EXERCISE PROMPT: Could you transcribe every record below exactly as written, leaving out any pictures?

*** THE RECORDS ***

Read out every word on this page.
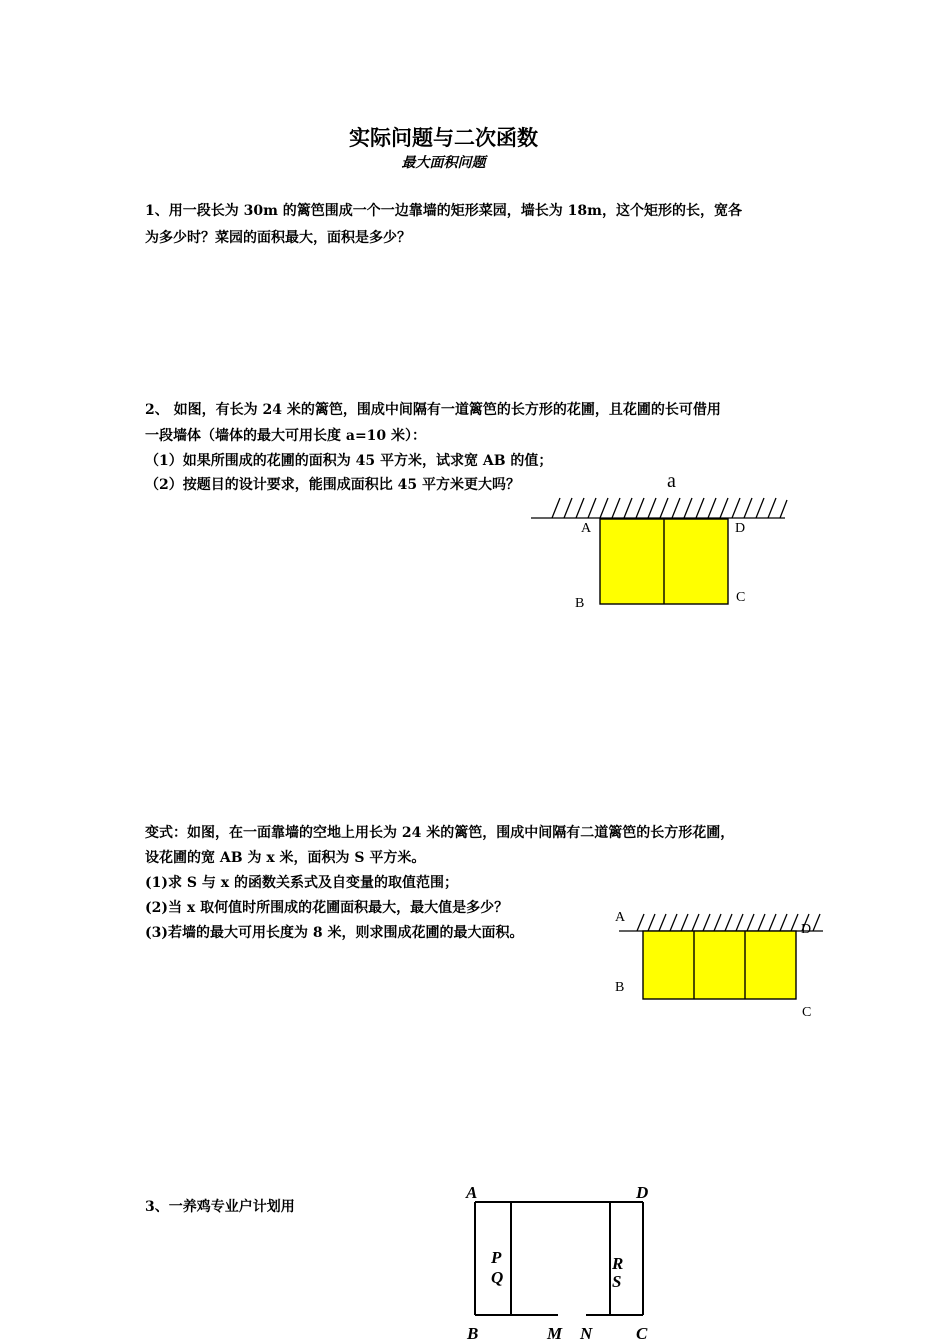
实际问题与二次函数
最大面积问题
1、用一段长为 30m 的篱笆围成一个一边靠墙的矩形菜园，墙长为 18m，这个矩形的长，宽各
为多少时？菜园的面积最大，面积是多少？
2、 如图，有长为 24 米的篱笆，围成中间隔有一道篱笆的长方形的花圃，且花圃的长可借用
一段墙体（墙体的最大可用长度 a=10 米）：
（1）如果所围成的花圃的面积为 45 平方米，试求宽 AB 的值；
（2）按题目的设计要求，能围成面积比 45 平方米更大吗？	a
A	D
B	C
变式：如图，在一面靠墙的空地上用长为 24 米的篱笆，围成中间隔有二道篱笆的长方形花圃，
设花圃的宽 AB 为 x 米，面积为 S 平方米。
(1)求 S 与 x 的函数关系式及自变量的取值范围；
(2)当 x 取何值时所围成的花圃面积最大，最大值是多少？
(3)若墙的最大可用长度为 8 米，则求围成花圃的最大面积。
A
D
B
C
3、一养鸡专业户计划用
A	D
P
Q
R
S
B	M N	C
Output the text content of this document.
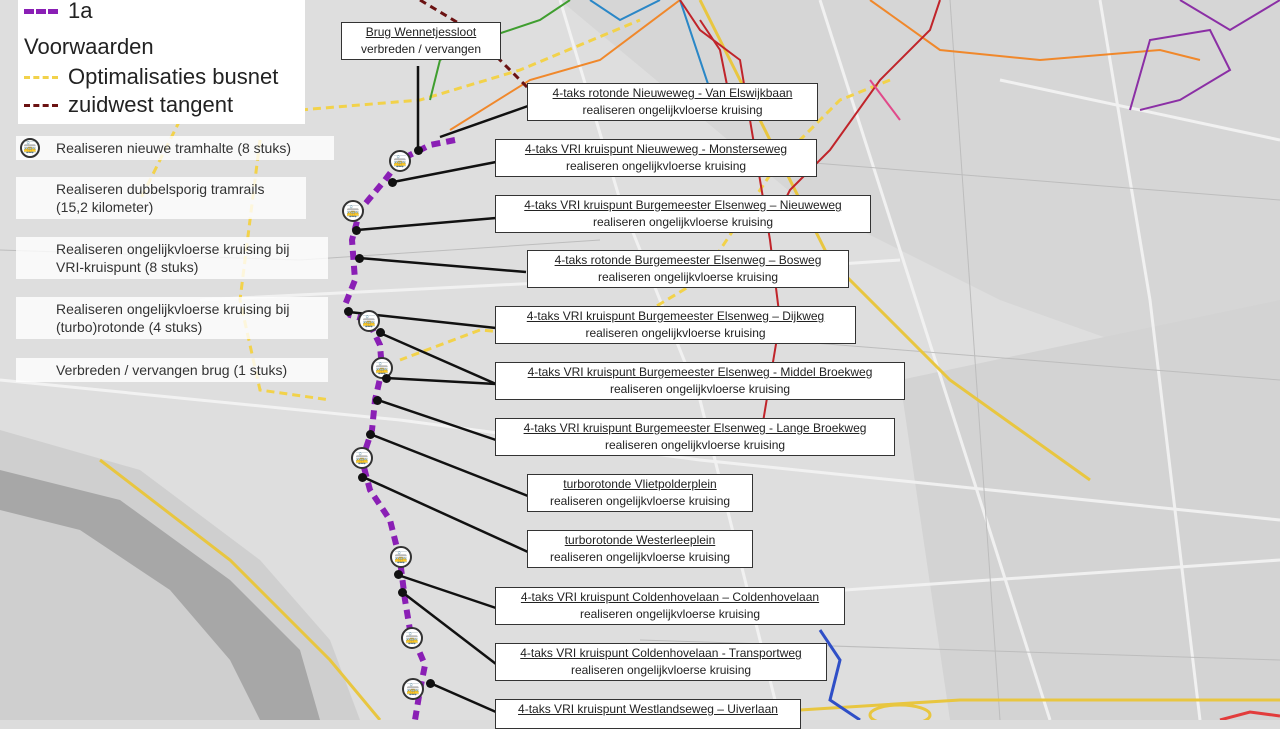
1a
Voorwaarden
Optimalisaties busnet
zuidwest tangent
🚋 Realiseren nieuwe tramhalte (8 stuks)
Realiseren dubbelsporig tramrails
(15,2 kilometer)
Realiseren ongelijkvloerse kruising bij
VRI-kruispunt (8 stuks)
Realiseren ongelijkvloerse kruising bij
(turbo)rotonde (4 stuks)
Verbreden / vervangen brug (1 stuks)
🚋
🚋
🚋
🚋
🚋
🚋
🚋
🚋
Brug Wennetjessloot
verbreden / vervangen
4-taks rotonde Nieuweweg - Van Elswijkbaan
realiseren ongelijkvloerse kruising
4-taks VRI kruispunt Nieuweweg - Monsterseweg
realiseren ongelijkvloerse kruising
4-taks VRI kruispunt Burgemeester Elsenweg – Nieuweweg
realiseren ongelijkvloerse kruising
4-taks rotonde Burgemeester Elsenweg – Bosweg
realiseren ongelijkvloerse kruising
4-taks VRI kruispunt Burgemeester Elsenweg – Dijkweg
realiseren ongelijkvloerse kruising
4-taks VRI kruispunt Burgemeester Elsenweg - Middel Broekweg
realiseren ongelijkvloerse kruising
4-taks VRI kruispunt Burgemeester Elsenweg - Lange Broekweg
realiseren ongelijkvloerse kruising
turborotonde Vlietpolderplein
realiseren ongelijkvloerse kruising
turborotonde Westerleeplein
realiseren ongelijkvloerse kruising
4-taks VRI kruispunt Coldenhovelaan – Coldenhovelaan
realiseren ongelijkvloerse kruising
4-taks VRI kruispunt Coldenhovelaan - Transportweg
realiseren ongelijkvloerse kruising
4-taks VRI kruispunt Westlandseweg – Uiverlaan
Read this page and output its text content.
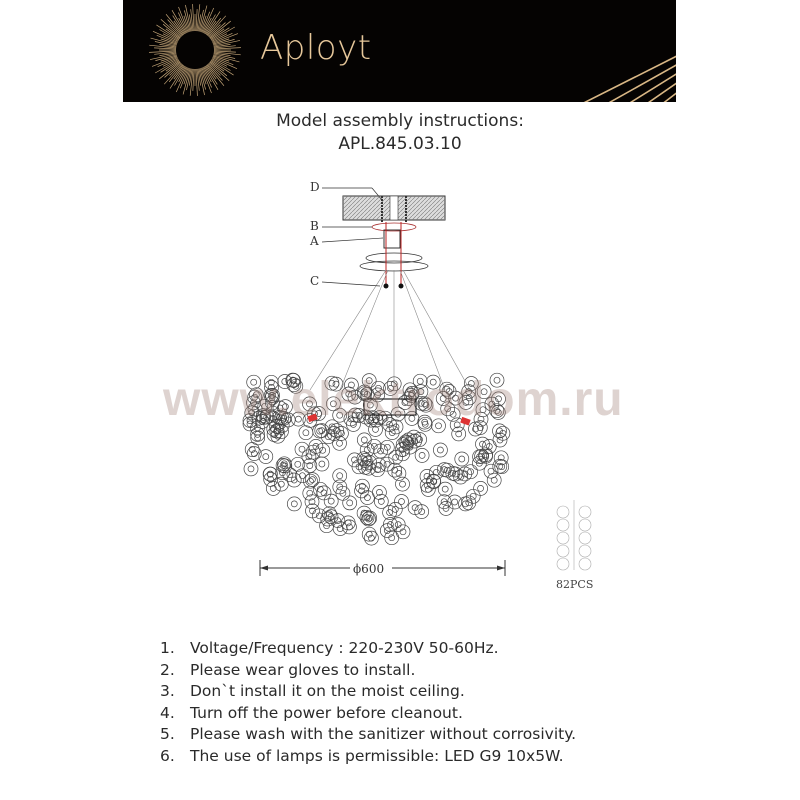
Aployt
Model assembly instructions:
APL.845.03.10
D
B
A
C
www.elektrodom.ru
ϕ600
82PCS
1. Voltage/Frequency : 220-230V 50-60Hz.
2. Please wear gloves to install.
3. Don`t install it on the moist ceiling.
4. Turn off the power before cleanout.
5. Please wash with the sanitizer without corrosivity.
6. The use of lamps is permissible: LED G9 10x5W.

***

SOLUTION TO THIS EXERCISE:
Read out every word on this page.
实际问题与二次函数
最大面积问题
1、用一段长为 30m 的篱笆围成一个一边靠墙的矩形菜园，墙长为 18m，这个矩形的长，宽各
为多少时？菜园的面积最大，面积是多少？
2、 如图，有长为 24 米的篱笆，围成中间隔有一道篱笆的长方形的花圃，且花圃的长可借用
一段墙体（墙体的最大可用长度 a=10 米）：
（1）如果所围成的花圃的面积为 45 平方米，试求宽 AB 的值；
（2）按题目的设计要求，能围成面积比 45 平方米更大吗？	a
A	D
B	C
变式：如图，在一面靠墙的空地上用长为 24 米的篱笆，围成中间隔有二道篱笆的长方形花圃，
设花圃的宽 AB 为 x 米，面积为 S 平方米。
(1)求 S 与 x 的函数关系式及自变量的取值范围；
(2)当 x 取何值时所围成的花圃面积最大，最大值是多少？
(3)若墙的最大可用长度为 8 米，则求围成花圃的最大面积。
A
D
B
C
3、一养鸡专业户计划用
A	D
P
Q
R
S
B	M N	C
Output the text content of this document.
1a
Voorwaarden
Optimalisaties busnet
zuidwest tangent
🚋 Realiseren nieuwe tramhalte (8 stuks)
Realiseren dubbelsporig tramrails
(15,2 kilometer)
Realiseren ongelijkvloerse kruising bij
VRI-kruispunt (8 stuks)
Realiseren ongelijkvloerse kruising bij
(turbo)rotonde (4 stuks)
Verbreden / vervangen brug (1 stuks)
🚋
🚋
🚋
🚋
🚋
🚋
🚋
🚋
Brug Wennetjessloot
verbreden / vervangen
4-taks rotonde Nieuweweg - Van Elswijkbaan
realiseren ongelijkvloerse kruising
4-taks VRI kruispunt Nieuweweg - Monsterseweg
realiseren ongelijkvloerse kruising
4-taks VRI kruispunt Burgemeester Elsenweg – Nieuweweg
realiseren ongelijkvloerse kruising
4-taks rotonde Burgemeester Elsenweg – Bosweg
realiseren ongelijkvloerse kruising
4-taks VRI kruispunt Burgemeester Elsenweg – Dijkweg
realiseren ongelijkvloerse kruising
4-taks VRI kruispunt Burgemeester Elsenweg - Middel Broekweg
realiseren ongelijkvloerse kruising
4-taks VRI kruispunt Burgemeester Elsenweg - Lange Broekweg
realiseren ongelijkvloerse kruising
turborotonde Vlietpolderplein
realiseren ongelijkvloerse kruising
turborotonde Westerleeplein
realiseren ongelijkvloerse kruising
4-taks VRI kruispunt Coldenhovelaan – Coldenhovelaan
realiseren ongelijkvloerse kruising
4-taks VRI kruispunt Coldenhovelaan - Transportweg
realiseren ongelijkvloerse kruising
4-taks VRI kruispunt Westlandseweg – Uiverlaan
Read this page and output its text content.
Aployt
Model assembly instructions:
APL.845.03.10
D
B
A
C
www.elektrodom.ru
ϕ600
82PCS
1. Voltage/Frequency : 220-230V 50-60Hz.
2. Please wear gloves to install.
3. Don`t install it on the moist ceiling.
4. Turn off the power before cleanout.
5. Please wash with the sanitizer without corrosivity.
6. The use of lamps is permissible: LED G9 10x5W.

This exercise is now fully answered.